→ **Written request**:
Each entry in the listing below should be restated word for word.

Collected data entries
========

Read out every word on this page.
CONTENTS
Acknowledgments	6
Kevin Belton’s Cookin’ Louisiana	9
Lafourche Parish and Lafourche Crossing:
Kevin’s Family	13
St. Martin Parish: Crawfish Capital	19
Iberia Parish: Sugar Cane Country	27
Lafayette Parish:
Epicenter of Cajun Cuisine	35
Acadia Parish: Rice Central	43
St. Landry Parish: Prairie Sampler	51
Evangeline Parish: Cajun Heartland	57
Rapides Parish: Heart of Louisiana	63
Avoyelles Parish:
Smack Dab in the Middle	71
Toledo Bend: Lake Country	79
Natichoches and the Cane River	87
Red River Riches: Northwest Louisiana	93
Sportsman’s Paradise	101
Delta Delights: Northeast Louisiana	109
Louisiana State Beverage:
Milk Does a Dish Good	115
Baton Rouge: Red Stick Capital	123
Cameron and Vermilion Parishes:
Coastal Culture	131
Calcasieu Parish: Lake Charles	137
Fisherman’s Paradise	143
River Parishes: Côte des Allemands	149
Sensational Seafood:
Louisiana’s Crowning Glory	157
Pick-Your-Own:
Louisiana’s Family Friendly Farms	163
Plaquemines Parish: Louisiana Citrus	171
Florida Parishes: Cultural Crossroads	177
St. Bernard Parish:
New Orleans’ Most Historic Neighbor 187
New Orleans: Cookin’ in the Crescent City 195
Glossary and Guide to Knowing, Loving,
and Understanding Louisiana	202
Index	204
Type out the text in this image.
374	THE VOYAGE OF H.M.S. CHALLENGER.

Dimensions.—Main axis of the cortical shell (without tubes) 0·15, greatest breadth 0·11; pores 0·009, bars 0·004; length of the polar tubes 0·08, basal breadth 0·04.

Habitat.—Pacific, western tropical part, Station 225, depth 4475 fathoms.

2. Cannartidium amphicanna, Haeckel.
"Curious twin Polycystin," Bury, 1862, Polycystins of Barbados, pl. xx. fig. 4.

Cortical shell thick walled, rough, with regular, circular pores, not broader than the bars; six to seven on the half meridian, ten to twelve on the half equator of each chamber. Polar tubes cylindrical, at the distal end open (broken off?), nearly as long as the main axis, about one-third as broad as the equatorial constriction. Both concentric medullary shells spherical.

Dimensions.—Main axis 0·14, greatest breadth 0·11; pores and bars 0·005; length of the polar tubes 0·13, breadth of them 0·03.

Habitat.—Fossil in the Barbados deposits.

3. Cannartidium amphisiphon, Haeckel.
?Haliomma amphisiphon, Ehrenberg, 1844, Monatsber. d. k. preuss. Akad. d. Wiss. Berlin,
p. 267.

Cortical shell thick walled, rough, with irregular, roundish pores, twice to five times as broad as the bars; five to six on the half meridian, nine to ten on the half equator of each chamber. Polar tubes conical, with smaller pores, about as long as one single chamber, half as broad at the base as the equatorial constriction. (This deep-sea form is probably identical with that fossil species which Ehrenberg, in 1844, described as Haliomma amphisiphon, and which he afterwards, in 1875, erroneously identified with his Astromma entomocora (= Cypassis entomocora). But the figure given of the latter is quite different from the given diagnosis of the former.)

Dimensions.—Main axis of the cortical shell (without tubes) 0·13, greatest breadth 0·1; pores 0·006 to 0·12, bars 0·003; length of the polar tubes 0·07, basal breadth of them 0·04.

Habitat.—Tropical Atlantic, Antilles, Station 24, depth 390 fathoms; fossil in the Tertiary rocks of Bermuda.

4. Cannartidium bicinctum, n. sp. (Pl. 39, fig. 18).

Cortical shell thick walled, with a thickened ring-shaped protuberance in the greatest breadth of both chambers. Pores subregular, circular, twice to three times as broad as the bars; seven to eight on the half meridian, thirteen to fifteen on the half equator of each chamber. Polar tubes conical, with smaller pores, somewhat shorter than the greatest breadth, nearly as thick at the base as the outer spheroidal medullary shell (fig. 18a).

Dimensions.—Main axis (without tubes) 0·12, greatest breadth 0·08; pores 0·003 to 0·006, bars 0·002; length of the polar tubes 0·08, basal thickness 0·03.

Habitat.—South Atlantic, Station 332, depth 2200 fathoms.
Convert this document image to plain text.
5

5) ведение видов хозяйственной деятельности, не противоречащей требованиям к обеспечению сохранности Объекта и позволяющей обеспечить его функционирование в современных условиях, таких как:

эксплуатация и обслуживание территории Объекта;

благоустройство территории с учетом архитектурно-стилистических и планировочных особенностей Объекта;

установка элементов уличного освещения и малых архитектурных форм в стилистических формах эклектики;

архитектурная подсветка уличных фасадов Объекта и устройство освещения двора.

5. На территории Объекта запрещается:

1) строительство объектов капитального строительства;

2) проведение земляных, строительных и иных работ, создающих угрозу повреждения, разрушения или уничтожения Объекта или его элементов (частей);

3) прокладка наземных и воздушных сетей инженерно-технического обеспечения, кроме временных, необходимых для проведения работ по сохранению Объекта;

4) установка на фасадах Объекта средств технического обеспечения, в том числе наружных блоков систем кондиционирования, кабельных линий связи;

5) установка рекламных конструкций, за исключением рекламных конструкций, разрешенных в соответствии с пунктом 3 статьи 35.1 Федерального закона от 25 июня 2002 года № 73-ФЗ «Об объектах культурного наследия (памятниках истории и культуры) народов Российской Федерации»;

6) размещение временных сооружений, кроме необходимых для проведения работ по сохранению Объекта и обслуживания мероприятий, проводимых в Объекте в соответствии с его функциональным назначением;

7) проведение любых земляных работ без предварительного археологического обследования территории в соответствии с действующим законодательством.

========

→ **Task response**:
Read out every word on this page.
CONTENTS
Acknowledgments	6
Kevin Belton’s Cookin’ Louisiana	9
Lafourche Parish and Lafourche Crossing:
Kevin’s Family	13
St. Martin Parish: Crawfish Capital	19
Iberia Parish: Sugar Cane Country	27
Lafayette Parish:
Epicenter of Cajun Cuisine	35
Acadia Parish: Rice Central	43
St. Landry Parish: Prairie Sampler	51
Evangeline Parish: Cajun Heartland	57
Rapides Parish: Heart of Louisiana	63
Avoyelles Parish:
Smack Dab in the Middle	71
Toledo Bend: Lake Country	79
Natichoches and the Cane River	87
Red River Riches: Northwest Louisiana	93
Sportsman’s Paradise	101
Delta Delights: Northeast Louisiana	109
Louisiana State Beverage:
Milk Does a Dish Good	115
Baton Rouge: Red Stick Capital	123
Cameron and Vermilion Parishes:
Coastal Culture	131
Calcasieu Parish: Lake Charles	137
Fisherman’s Paradise	143
River Parishes: Côte des Allemands	149
Sensational Seafood:
Louisiana’s Crowning Glory	157
Pick-Your-Own:
Louisiana’s Family Friendly Farms	163
Plaquemines Parish: Louisiana Citrus	171
Florida Parishes: Cultural Crossroads	177
St. Bernard Parish:
New Orleans’ Most Historic Neighbor 187
New Orleans: Cookin’ in the Crescent City 195
Glossary and Guide to Knowing, Loving,
and Understanding Louisiana	202
Index	204
Type out the text in this image.
374	THE VOYAGE OF H.M.S. CHALLENGER.

Dimensions.—Main axis of the cortical shell (without tubes) 0·15, greatest breadth 0·11; pores 0·009, bars 0·004; length of the polar tubes 0·08, basal breadth 0·04.

Habitat.—Pacific, western tropical part, Station 225, depth 4475 fathoms.

2. Cannartidium amphicanna, Haeckel.
"Curious twin Polycystin," Bury, 1862, Polycystins of Barbados, pl. xx. fig. 4.

Cortical shell thick walled, rough, with regular, circular pores, not broader than the bars; six to seven on the half meridian, ten to twelve on the half equator of each chamber. Polar tubes cylindrical, at the distal end open (broken off?), nearly as long as the main axis, about one-third as broad as the equatorial constriction. Both concentric medullary shells spherical.

Dimensions.—Main axis 0·14, greatest breadth 0·11; pores and bars 0·005; length of the polar tubes 0·13, breadth of them 0·03.

Habitat.—Fossil in the Barbados deposits.

3. Cannartidium amphisiphon, Haeckel.
?Haliomma amphisiphon, Ehrenberg, 1844, Monatsber. d. k. preuss. Akad. d. Wiss. Berlin,
p. 267.

Cortical shell thick walled, rough, with irregular, roundish pores, twice to five times as broad as the bars; five to six on the half meridian, nine to ten on the half equator of each chamber. Polar tubes conical, with smaller pores, about as long as one single chamber, half as broad at the base as the equatorial constriction. (This deep-sea form is probably identical with that fossil species which Ehrenberg, in 1844, described as Haliomma amphisiphon, and which he afterwards, in 1875, erroneously identified with his Astromma entomocora (= Cypassis entomocora). But the figure given of the latter is quite different from the given diagnosis of the former.)

Dimensions.—Main axis of the cortical shell (without tubes) 0·13, greatest breadth 0·1; pores 0·006 to 0·12, bars 0·003; length of the polar tubes 0·07, basal breadth of them 0·04.

Habitat.—Tropical Atlantic, Antilles, Station 24, depth 390 fathoms; fossil in the Tertiary rocks of Bermuda.

4. Cannartidium bicinctum, n. sp. (Pl. 39, fig. 18).

Cortical shell thick walled, with a thickened ring-shaped protuberance in the greatest breadth of both chambers. Pores subregular, circular, twice to three times as broad as the bars; seven to eight on the half meridian, thirteen to fifteen on the half equator of each chamber. Polar tubes conical, with smaller pores, somewhat shorter than the greatest breadth, nearly as thick at the base as the outer spheroidal medullary shell (fig. 18a).

Dimensions.—Main axis (without tubes) 0·12, greatest breadth 0·08; pores 0·003 to 0·006, bars 0·002; length of the polar tubes 0·08, basal thickness 0·03.

Habitat.—South Atlantic, Station 332, depth 2200 fathoms.
Convert this document image to plain text.
5

5) ведение видов хозяйственной деятельности, не противоречащей требованиям к обеспечению сохранности Объекта и позволяющей обеспечить его функционирование в современных условиях, таких как:

эксплуатация и обслуживание территории Объекта;

благоустройство территории с учетом архитектурно-стилистических и планировочных особенностей Объекта;

установка элементов уличного освещения и малых архитектурных форм в стилистических формах эклектики;

архитектурная подсветка уличных фасадов Объекта и устройство освещения двора.

5. На территории Объекта запрещается:

1) строительство объектов капитального строительства;

2) проведение земляных, строительных и иных работ, создающих угрозу повреждения, разрушения или уничтожения Объекта или его элементов (частей);

3) прокладка наземных и воздушных сетей инженерно-технического обеспечения, кроме временных, необходимых для проведения работ по сохранению Объекта;

4) установка на фасадах Объекта средств технического обеспечения, в том числе наружных блоков систем кондиционирования, кабельных линий связи;

5) установка рекламных конструкций, за исключением рекламных конструкций, разрешенных в соответствии с пунктом 3 статьи 35.1 Федерального закона от 25 июня 2002 года № 73-ФЗ «Об объектах культурного наследия (памятниках истории и культуры) народов Российской Федерации»;

6) размещение временных сооружений, кроме необходимых для проведения работ по сохранению Объекта и обслуживания мероприятий, проводимых в Объекте в соответствии с его функциональным назначением;

7) проведение любых земляных работ без предварительного археологического обследования территории в соответствии с действующим законодательством.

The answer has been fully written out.